Set task: Set down each entry exactly as given; pictures should not appear in the copy.

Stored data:
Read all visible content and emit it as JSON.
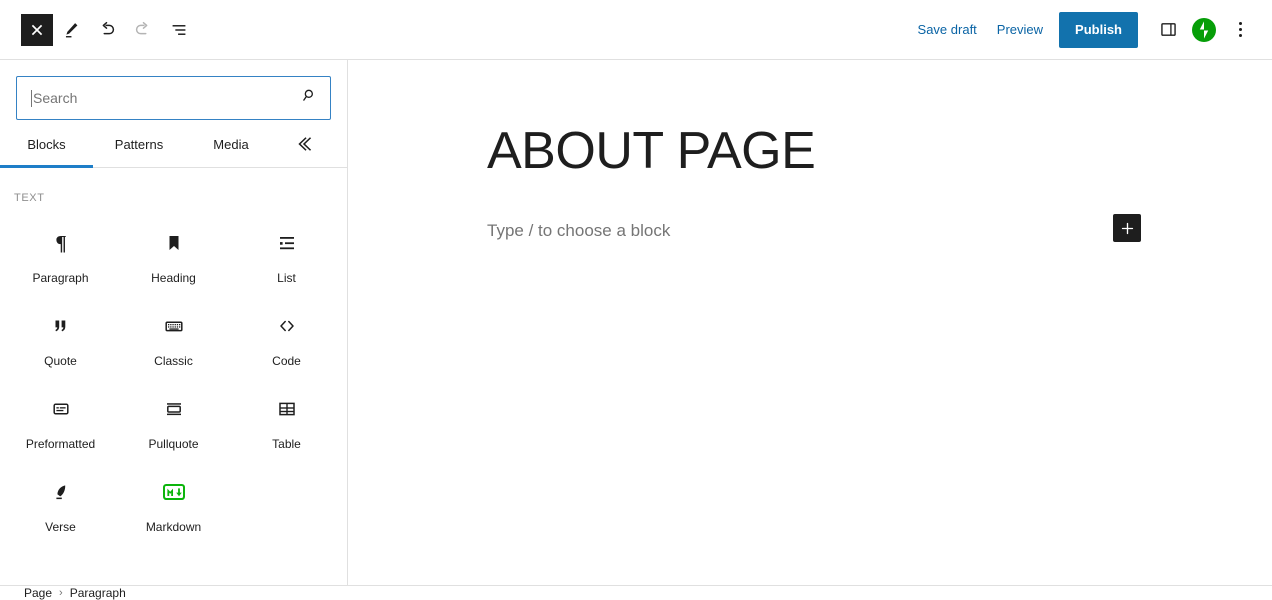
{
  "topbar": {
    "close_icon": "close-icon",
    "edit_icon": "pencil-edit-icon",
    "undo_icon": "undo-icon",
    "redo_icon": "redo-icon",
    "list_view_icon": "document-overview-icon",
    "save_draft_label": "Save draft",
    "preview_label": "Preview",
    "publish_label": "Publish",
    "settings_icon": "settings-sidebar-icon",
    "jetpack_icon": "jetpack-icon",
    "options_icon": "vertical-ellipsis-icon",
    "publish_color": "#1272ad",
    "link_color": "#0a64a5",
    "jetpack_color": "#069e08"
  },
  "inserter": {
    "search": {
      "value": "",
      "placeholder": "Search",
      "icon": "search-icon",
      "focus_color": "#3582c4"
    },
    "tabs": [
      {
        "label": "Blocks",
        "active": true
      },
      {
        "label": "Patterns",
        "active": false
      },
      {
        "label": "Media",
        "active": false
      }
    ],
    "tabs_trailing_icon": "reusable-blocks-icon",
    "active_underline_color": "#1e7ec8",
    "category_label": "TEXT",
    "blocks": [
      {
        "label": "Paragraph",
        "icon": "paragraph-icon"
      },
      {
        "label": "Heading",
        "icon": "heading-bookmark-icon"
      },
      {
        "label": "List",
        "icon": "list-icon"
      },
      {
        "label": "Quote",
        "icon": "quote-icon"
      },
      {
        "label": "Classic",
        "icon": "classic-keyboard-icon"
      },
      {
        "label": "Code",
        "icon": "code-brackets-icon"
      },
      {
        "label": "Preformatted",
        "icon": "preformatted-icon"
      },
      {
        "label": "Pullquote",
        "icon": "pullquote-icon"
      },
      {
        "label": "Table",
        "icon": "table-icon"
      },
      {
        "label": "Verse",
        "icon": "verse-quill-icon"
      },
      {
        "label": "Markdown",
        "icon": "markdown-icon"
      }
    ],
    "markdown_color": "#0cb50c"
  },
  "editor": {
    "title": "ABOUT PAGE",
    "paragraph_placeholder": "Type / to choose a block",
    "add_block_icon": "plus-icon"
  },
  "breadcrumb": {
    "items": [
      "Page",
      "Paragraph"
    ],
    "separator": "›"
  }
}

The answer:
Read all visible content and emit it as JSON.
{
  "topbar": {
    "close_icon": "close-icon",
    "edit_icon": "pencil-edit-icon",
    "undo_icon": "undo-icon",
    "redo_icon": "redo-icon",
    "list_view_icon": "document-overview-icon",
    "save_draft_label": "Save draft",
    "preview_label": "Preview",
    "publish_label": "Publish",
    "settings_icon": "settings-sidebar-icon",
    "jetpack_icon": "jetpack-icon",
    "options_icon": "vertical-ellipsis-icon",
    "publish_color": "#1272ad",
    "link_color": "#0a64a5",
    "jetpack_color": "#069e08"
  },
  "inserter": {
    "search": {
      "value": "",
      "placeholder": "Search",
      "icon": "search-icon",
      "focus_color": "#3582c4"
    },
    "tabs": [
      {
        "label": "Blocks",
        "active": true
      },
      {
        "label": "Patterns",
        "active": false
      },
      {
        "label": "Media",
        "active": false
      }
    ],
    "tabs_trailing_icon": "reusable-blocks-icon",
    "active_underline_color": "#1e7ec8",
    "category_label": "TEXT",
    "blocks": [
      {
        "label": "Paragraph",
        "icon": "paragraph-icon"
      },
      {
        "label": "Heading",
        "icon": "heading-bookmark-icon"
      },
      {
        "label": "List",
        "icon": "list-icon"
      },
      {
        "label": "Quote",
        "icon": "quote-icon"
      },
      {
        "label": "Classic",
        "icon": "classic-keyboard-icon"
      },
      {
        "label": "Code",
        "icon": "code-brackets-icon"
      },
      {
        "label": "Preformatted",
        "icon": "preformatted-icon"
      },
      {
        "label": "Pullquote",
        "icon": "pullquote-icon"
      },
      {
        "label": "Table",
        "icon": "table-icon"
      },
      {
        "label": "Verse",
        "icon": "verse-quill-icon"
      },
      {
        "label": "Markdown",
        "icon": "markdown-icon"
      }
    ],
    "markdown_color": "#0cb50c"
  },
  "editor": {
    "title": "ABOUT PAGE",
    "paragraph_placeholder": "Type / to choose a block",
    "add_block_icon": "plus-icon"
  },
  "breadcrumb": {
    "items": [
      "Page",
      "Paragraph"
    ],
    "separator": "›"
  }
}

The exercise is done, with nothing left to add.